Collected data entries:
____
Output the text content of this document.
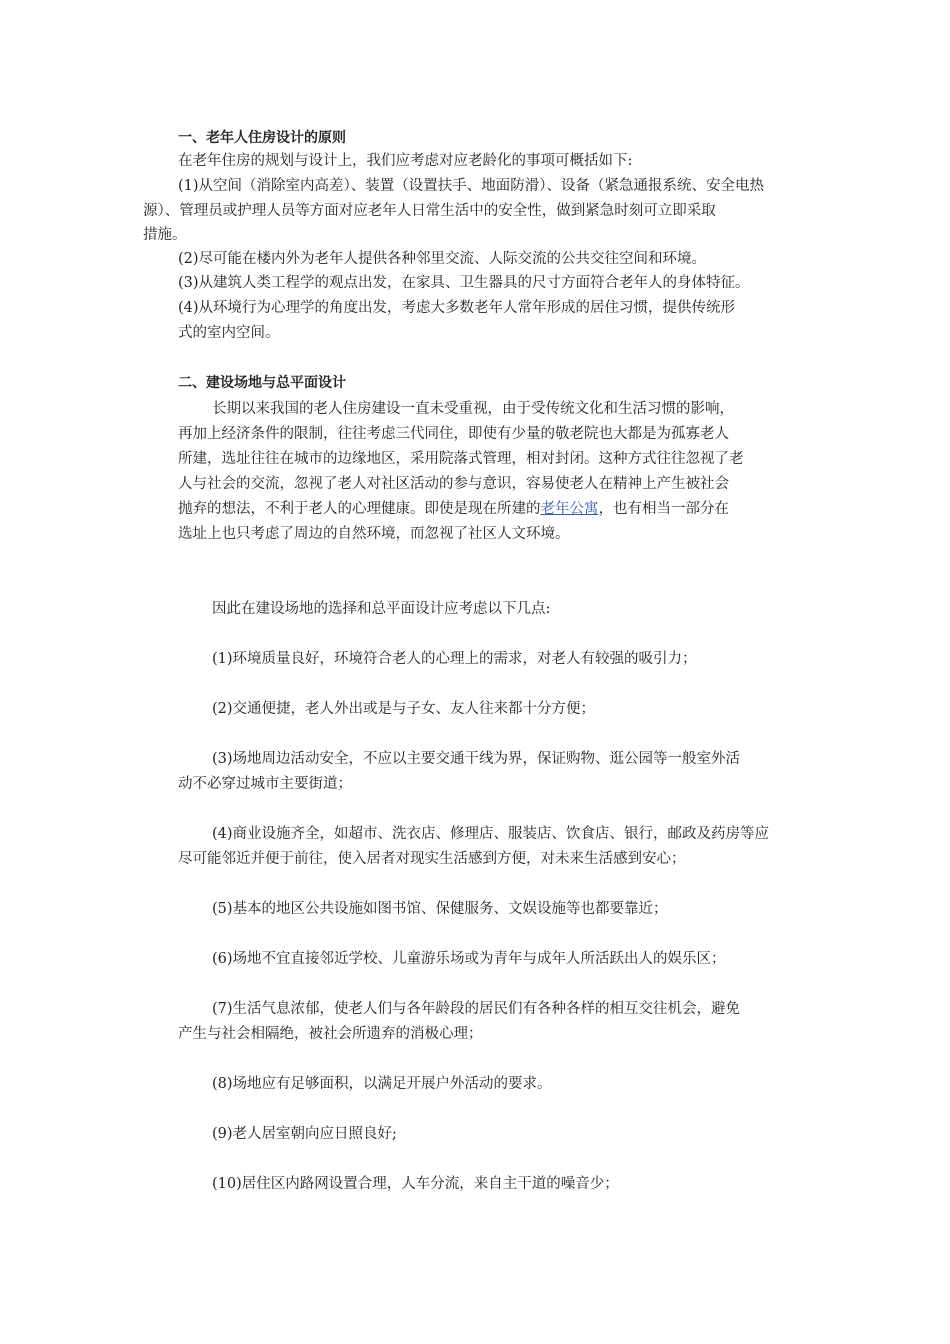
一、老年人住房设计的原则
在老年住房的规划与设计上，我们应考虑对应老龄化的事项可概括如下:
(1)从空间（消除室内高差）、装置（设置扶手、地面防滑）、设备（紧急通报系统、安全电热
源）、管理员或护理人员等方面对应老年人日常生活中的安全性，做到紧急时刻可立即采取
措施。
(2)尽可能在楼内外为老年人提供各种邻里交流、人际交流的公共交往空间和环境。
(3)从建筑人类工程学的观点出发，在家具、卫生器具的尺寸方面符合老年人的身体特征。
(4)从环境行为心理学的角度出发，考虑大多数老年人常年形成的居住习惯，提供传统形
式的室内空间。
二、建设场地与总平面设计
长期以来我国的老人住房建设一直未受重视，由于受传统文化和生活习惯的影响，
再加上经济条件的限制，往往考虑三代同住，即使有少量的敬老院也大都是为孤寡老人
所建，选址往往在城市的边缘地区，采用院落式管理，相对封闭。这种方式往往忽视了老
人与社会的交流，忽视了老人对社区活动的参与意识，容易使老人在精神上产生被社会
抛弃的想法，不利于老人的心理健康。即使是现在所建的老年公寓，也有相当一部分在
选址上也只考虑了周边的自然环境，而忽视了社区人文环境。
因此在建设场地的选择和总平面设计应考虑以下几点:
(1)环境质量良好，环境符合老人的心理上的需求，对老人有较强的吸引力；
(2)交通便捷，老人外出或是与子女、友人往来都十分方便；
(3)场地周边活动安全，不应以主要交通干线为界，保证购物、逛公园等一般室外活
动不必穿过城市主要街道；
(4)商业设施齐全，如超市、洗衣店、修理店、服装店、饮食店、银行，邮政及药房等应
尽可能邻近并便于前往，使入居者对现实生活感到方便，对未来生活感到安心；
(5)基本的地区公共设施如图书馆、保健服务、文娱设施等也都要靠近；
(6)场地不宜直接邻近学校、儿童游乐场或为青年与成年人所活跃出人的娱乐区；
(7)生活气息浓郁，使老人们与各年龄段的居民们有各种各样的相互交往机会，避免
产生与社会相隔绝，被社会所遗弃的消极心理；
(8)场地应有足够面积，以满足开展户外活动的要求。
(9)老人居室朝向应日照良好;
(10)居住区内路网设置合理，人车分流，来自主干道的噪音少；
____
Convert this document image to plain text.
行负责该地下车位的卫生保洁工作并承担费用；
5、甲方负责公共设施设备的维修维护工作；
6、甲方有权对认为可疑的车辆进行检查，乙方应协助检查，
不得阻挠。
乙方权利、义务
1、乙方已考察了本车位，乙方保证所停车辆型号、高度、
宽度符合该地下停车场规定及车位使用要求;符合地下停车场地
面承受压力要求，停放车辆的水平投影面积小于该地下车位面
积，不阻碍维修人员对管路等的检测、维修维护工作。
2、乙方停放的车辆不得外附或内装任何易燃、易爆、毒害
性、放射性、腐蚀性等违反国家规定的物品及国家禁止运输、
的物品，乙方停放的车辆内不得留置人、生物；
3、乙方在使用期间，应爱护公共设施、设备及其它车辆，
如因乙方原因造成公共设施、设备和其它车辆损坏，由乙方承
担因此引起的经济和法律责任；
____
# What the exercise asks
Extract, from the listing above, every line where the string "this" occurs.

# Right answer
Output the text content of this document.
Convert this document image to plain text.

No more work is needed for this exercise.